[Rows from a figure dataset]
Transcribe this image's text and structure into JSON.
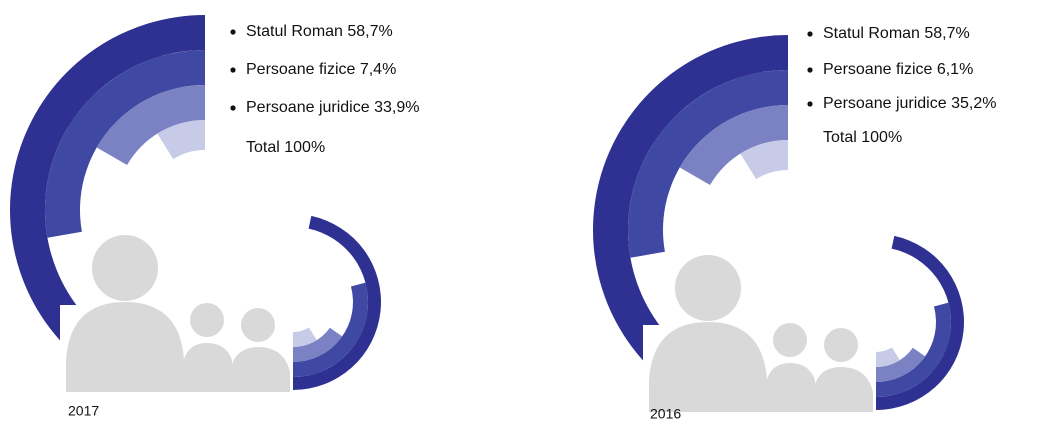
{
  "panels": [
    {
      "year": "2017",
      "items": [
        "Statul Roman 58,7%",
        "Persoane fizice 7,4%",
        "Persoane juridice 33,9%"
      ],
      "total": "Total 100%"
    },
    {
      "year": "2016",
      "items": [
        "Statul Roman 58,7%",
        "Persoane fizice 6,1%",
        "Persoane juridice 35,2%"
      ],
      "total": "Total 100%"
    }
  ]
}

__Short exercise__
Copy out every line from the data above that has "juridice" in it.

__Problem solution__
        "Persoane juridice 33,9%"
        "Persoane juridice 35,2%"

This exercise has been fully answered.